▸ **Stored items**

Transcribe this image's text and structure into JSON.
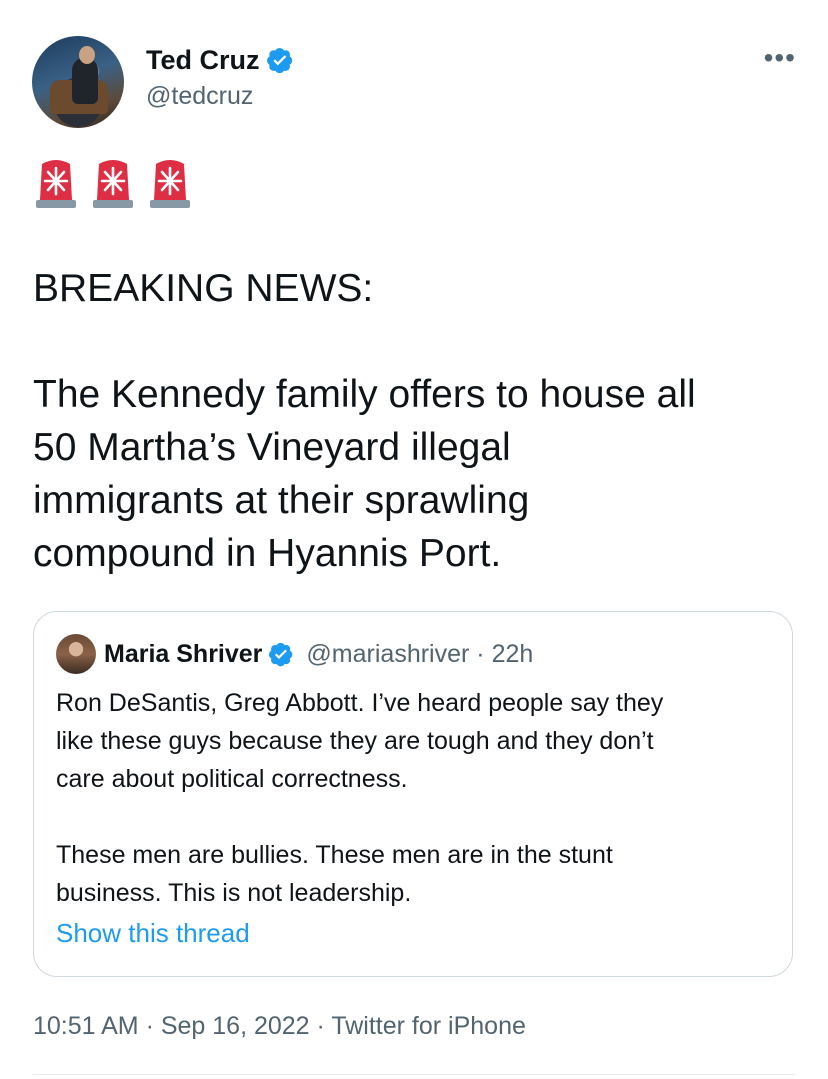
{
  "author": {
    "name": "Ted Cruz",
    "handle": "@tedcruz",
    "verified_icon": "verified-badge-icon"
  },
  "menu": {
    "more_label": "•••"
  },
  "tweet": {
    "emojis": [
      "police-light-icon",
      "police-light-icon",
      "police-light-icon"
    ],
    "text": "BREAKING NEWS:\n\nThe Kennedy family offers to house all\n50 Martha’s Vineyard illegal\nimmigrants at their sprawling\ncompound in Hyannis Port."
  },
  "quoted_tweet": {
    "name": "Maria Shriver",
    "handle": "@mariashriver",
    "separator": "·",
    "time": "22h",
    "text": "Ron DeSantis, Greg Abbott. I’ve heard people say they\nlike these guys because they are tough and they don’t\ncare about political correctness.\n\nThese men are bullies. These men are in the stunt\nbusiness. This is not leadership.",
    "show_thread": "Show this thread"
  },
  "meta": {
    "timestamp": "10:51 AM · Sep 16, 2022 · Twitter for iPhone"
  },
  "colors": {
    "text": "#0f1419",
    "secondary": "#536471",
    "link": "#1d9bf0",
    "verified": "#1d9bf0",
    "border": "#cfd9de"
  }
}
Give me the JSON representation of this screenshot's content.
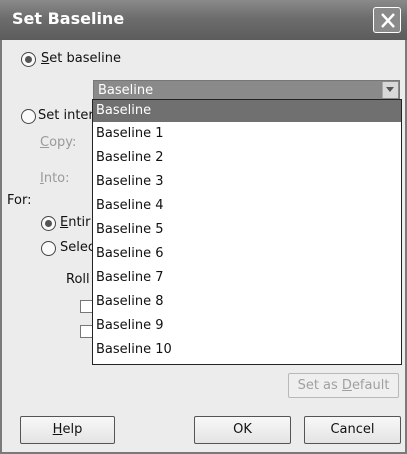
{
  "dialog": {
    "title": "Set Baseline",
    "close_icon": "close-x-icon"
  },
  "options": {
    "set_baseline_label_rest": "et baseline",
    "set_baseline_accel": "S",
    "set_interim_label": "Set inter",
    "copy_label": "opy:",
    "copy_accel": "C",
    "into_label": "nto:",
    "into_accel": "I"
  },
  "baseline_select": {
    "value": "Baseline",
    "items": [
      "Baseline",
      "Baseline 1",
      "Baseline 2",
      "Baseline 3",
      "Baseline 4",
      "Baseline 5",
      "Baseline 6",
      "Baseline 7",
      "Baseline 8",
      "Baseline 9",
      "Baseline 10"
    ],
    "selected_index": 0
  },
  "for_section": {
    "label": "For:",
    "entire_accel": "E",
    "entire_label": "ntir",
    "selected_label": "Selec",
    "roll_label": "Roll"
  },
  "buttons": {
    "set_default_prefix": "Set as ",
    "set_default_accel": "D",
    "set_default_suffix": "efault",
    "help_accel": "H",
    "help_rest": "elp",
    "ok": "OK",
    "cancel": "Cancel"
  },
  "colors": {
    "titlebar": "#6d6d6d",
    "selection": "#707070"
  }
}
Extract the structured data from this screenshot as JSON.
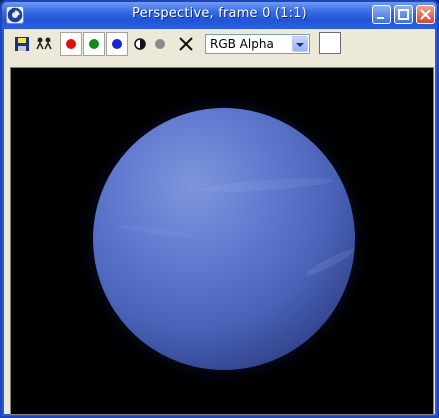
{
  "window": {
    "title": "Perspective, frame 0 (1:1)"
  },
  "toolbar": {
    "channel_select": {
      "selected": "RGB Alpha"
    },
    "icons": {
      "save": "save-icon",
      "clone": "clone-icon",
      "red": "red-channel-icon",
      "green": "green-channel-icon",
      "blue": "blue-channel-icon",
      "alpha": "alpha-channel-icon",
      "mono": "monochrome-icon",
      "clear": "clear-x-icon"
    },
    "colors": {
      "red": "#e01010",
      "green": "#108a18",
      "blue": "#1426d6"
    }
  },
  "viewport": {
    "background": "#000000",
    "planet_color": "#627bd0"
  }
}
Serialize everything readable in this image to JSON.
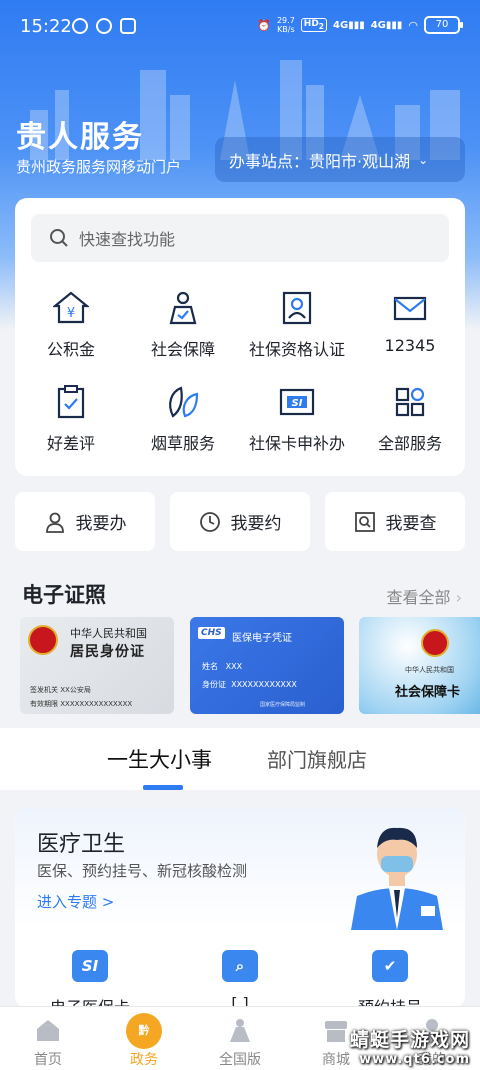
{
  "status_bar": {
    "time": "15:22",
    "net_speed_value": "29.7",
    "net_speed_unit": "KB/s",
    "hd_badge": "HD",
    "hd_index": "2",
    "signal1": "4G",
    "signal2": "4G",
    "battery": "70"
  },
  "brand": {
    "title": "贵人服务",
    "subtitle": "贵州政务服务网移动门户"
  },
  "station": {
    "label": "办事站点：贵阳市·观山湖"
  },
  "search": {
    "placeholder": "快速查找功能"
  },
  "services": [
    {
      "label": "公积金",
      "icon": "housing-fund-icon"
    },
    {
      "label": "社会保障",
      "icon": "social-security-icon"
    },
    {
      "label": "社保资格认证",
      "icon": "qualification-icon"
    },
    {
      "label": "12345",
      "icon": "mail-icon"
    },
    {
      "label": "好差评",
      "icon": "evaluation-icon"
    },
    {
      "label": "烟草服务",
      "icon": "leaf-icon"
    },
    {
      "label": "社保卡申补办",
      "icon": "si-card-icon"
    },
    {
      "label": "全部服务",
      "icon": "grid-icon"
    }
  ],
  "quick_actions": [
    {
      "label": "我要办",
      "icon": "person-icon"
    },
    {
      "label": "我要约",
      "icon": "clock-icon"
    },
    {
      "label": "我要查",
      "icon": "search-doc-icon"
    }
  ],
  "certificates": {
    "title": "电子证照",
    "more": "查看全部",
    "cards": [
      {
        "header": "中华人民共和国",
        "name": "居民身份证",
        "issuer_label": "签发机关",
        "issuer_value": "XX公安局",
        "validity_label": "有效期限",
        "validity_value": "XXXXXXXXXXXXXXX"
      },
      {
        "logo": "CHS",
        "title": "医保电子凭证",
        "name_label": "姓名",
        "name_value": "XXX",
        "id_label": "身份证",
        "id_value": "XXXXXXXXXXXX",
        "footer": "国家医疗保障局监制"
      },
      {
        "header": "中华人民共和国",
        "name": "社会保障卡"
      }
    ]
  },
  "tabs": [
    {
      "label": "一生大小事",
      "active": true
    },
    {
      "label": "部门旗舰店",
      "active": false
    }
  ],
  "theme": {
    "title": "医疗卫生",
    "desc": "医保、预约挂号、新冠核酸检测",
    "enter": "进入专题 >",
    "services": [
      {
        "label": "电子医保卡",
        "icon": "si-card-icon",
        "mark": "SI"
      },
      {
        "label": "[        ]",
        "icon": "search-bag-icon",
        "mark": ""
      },
      {
        "label": "预约挂号",
        "icon": "calendar-check-icon",
        "mark": ""
      }
    ]
  },
  "bottom_nav": [
    {
      "label": "首页",
      "icon": "home-icon",
      "active": false
    },
    {
      "label": "政务",
      "icon": "gov-icon",
      "active": true,
      "badge": "黔"
    },
    {
      "label": "全国版",
      "icon": "national-icon",
      "active": false
    },
    {
      "label": "商城",
      "icon": "shop-icon",
      "active": false
    },
    {
      "label": "我的",
      "icon": "user-icon",
      "active": false
    }
  ],
  "watermark": {
    "line1": "蜻蜓手游戏网",
    "line2": "www.qt6.com"
  },
  "colors": {
    "primary": "#2f7bf2",
    "accent": "#f5a623",
    "background": "#f1f3f6"
  }
}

▸ **Direction**
Copy every line of the data exactly as written, excluding the pictures.

▸ **Response below**
Transcribe this image's text and structure into JSON.
{
  "author": {
    "name": "Ted Cruz",
    "handle": "@tedcruz",
    "verified_icon": "verified-badge-icon"
  },
  "menu": {
    "more_label": "•••"
  },
  "tweet": {
    "emojis": [
      "police-light-icon",
      "police-light-icon",
      "police-light-icon"
    ],
    "text": "BREAKING NEWS:\n\nThe Kennedy family offers to house all\n50 Martha’s Vineyard illegal\nimmigrants at their sprawling\ncompound in Hyannis Port."
  },
  "quoted_tweet": {
    "name": "Maria Shriver",
    "handle": "@mariashriver",
    "separator": "·",
    "time": "22h",
    "text": "Ron DeSantis, Greg Abbott. I’ve heard people say they\nlike these guys because they are tough and they don’t\ncare about political correctness.\n\nThese men are bullies. These men are in the stunt\nbusiness. This is not leadership.",
    "show_thread": "Show this thread"
  },
  "meta": {
    "timestamp": "10:51 AM · Sep 16, 2022 · Twitter for iPhone"
  },
  "colors": {
    "text": "#0f1419",
    "secondary": "#536471",
    "link": "#1d9bf0",
    "verified": "#1d9bf0",
    "border": "#cfd9de"
  }
}
Give me the JSON representation of this screenshot's content.
{
  "dialog": {
    "title": "Set Baseline",
    "close_icon": "close-x-icon"
  },
  "options": {
    "set_baseline_label_rest": "et baseline",
    "set_baseline_accel": "S",
    "set_interim_label": "Set inter",
    "copy_label": "opy:",
    "copy_accel": "C",
    "into_label": "nto:",
    "into_accel": "I"
  },
  "baseline_select": {
    "value": "Baseline",
    "items": [
      "Baseline",
      "Baseline 1",
      "Baseline 2",
      "Baseline 3",
      "Baseline 4",
      "Baseline 5",
      "Baseline 6",
      "Baseline 7",
      "Baseline 8",
      "Baseline 9",
      "Baseline 10"
    ],
    "selected_index": 0
  },
  "for_section": {
    "label": "For:",
    "entire_accel": "E",
    "entire_label": "ntir",
    "selected_label": "Selec",
    "roll_label": "Roll"
  },
  "buttons": {
    "set_default_prefix": "Set as ",
    "set_default_accel": "D",
    "set_default_suffix": "efault",
    "help_accel": "H",
    "help_rest": "elp",
    "ok": "OK",
    "cancel": "Cancel"
  },
  "colors": {
    "titlebar": "#6d6d6d",
    "selection": "#707070"
  }
}
Extract the structured data from this screenshot as JSON.
{
  "window": {
    "title": "Perspective, frame 0 (1:1)"
  },
  "toolbar": {
    "channel_select": {
      "selected": "RGB Alpha"
    },
    "icons": {
      "save": "save-icon",
      "clone": "clone-icon",
      "red": "red-channel-icon",
      "green": "green-channel-icon",
      "blue": "blue-channel-icon",
      "alpha": "alpha-channel-icon",
      "mono": "monochrome-icon",
      "clear": "clear-x-icon"
    },
    "colors": {
      "red": "#e01010",
      "green": "#108a18",
      "blue": "#1426d6"
    }
  },
  "viewport": {
    "background": "#000000",
    "planet_color": "#627bd0"
  }
}
Serialize everything readable in this image to JSON.
{
  "status_bar": {
    "time": "15:22",
    "net_speed_value": "29.7",
    "net_speed_unit": "KB/s",
    "hd_badge": "HD",
    "hd_index": "2",
    "signal1": "4G",
    "signal2": "4G",
    "battery": "70"
  },
  "brand": {
    "title": "贵人服务",
    "subtitle": "贵州政务服务网移动门户"
  },
  "station": {
    "label": "办事站点：贵阳市·观山湖"
  },
  "search": {
    "placeholder": "快速查找功能"
  },
  "services": [
    {
      "label": "公积金",
      "icon": "housing-fund-icon"
    },
    {
      "label": "社会保障",
      "icon": "social-security-icon"
    },
    {
      "label": "社保资格认证",
      "icon": "qualification-icon"
    },
    {
      "label": "12345",
      "icon": "mail-icon"
    },
    {
      "label": "好差评",
      "icon": "evaluation-icon"
    },
    {
      "label": "烟草服务",
      "icon": "leaf-icon"
    },
    {
      "label": "社保卡申补办",
      "icon": "si-card-icon"
    },
    {
      "label": "全部服务",
      "icon": "grid-icon"
    }
  ],
  "quick_actions": [
    {
      "label": "我要办",
      "icon": "person-icon"
    },
    {
      "label": "我要约",
      "icon": "clock-icon"
    },
    {
      "label": "我要查",
      "icon": "search-doc-icon"
    }
  ],
  "certificates": {
    "title": "电子证照",
    "more": "查看全部",
    "cards": [
      {
        "header": "中华人民共和国",
        "name": "居民身份证",
        "issuer_label": "签发机关",
        "issuer_value": "XX公安局",
        "validity_label": "有效期限",
        "validity_value": "XXXXXXXXXXXXXXX"
      },
      {
        "logo": "CHS",
        "title": "医保电子凭证",
        "name_label": "姓名",
        "name_value": "XXX",
        "id_label": "身份证",
        "id_value": "XXXXXXXXXXXX",
        "footer": "国家医疗保障局监制"
      },
      {
        "header": "中华人民共和国",
        "name": "社会保障卡"
      }
    ]
  },
  "tabs": [
    {
      "label": "一生大小事",
      "active": true
    },
    {
      "label": "部门旗舰店",
      "active": false
    }
  ],
  "theme": {
    "title": "医疗卫生",
    "desc": "医保、预约挂号、新冠核酸检测",
    "enter": "进入专题 >",
    "services": [
      {
        "label": "电子医保卡",
        "icon": "si-card-icon",
        "mark": "SI"
      },
      {
        "label": "[        ]",
        "icon": "search-bag-icon",
        "mark": ""
      },
      {
        "label": "预约挂号",
        "icon": "calendar-check-icon",
        "mark": ""
      }
    ]
  },
  "bottom_nav": [
    {
      "label": "首页",
      "icon": "home-icon",
      "active": false
    },
    {
      "label": "政务",
      "icon": "gov-icon",
      "active": true,
      "badge": "黔"
    },
    {
      "label": "全国版",
      "icon": "national-icon",
      "active": false
    },
    {
      "label": "商城",
      "icon": "shop-icon",
      "active": false
    },
    {
      "label": "我的",
      "icon": "user-icon",
      "active": false
    }
  ],
  "watermark": {
    "line1": "蜻蜓手游戏网",
    "line2": "www.qt6.com"
  },
  "colors": {
    "primary": "#2f7bf2",
    "accent": "#f5a623",
    "background": "#f1f3f6"
  }
}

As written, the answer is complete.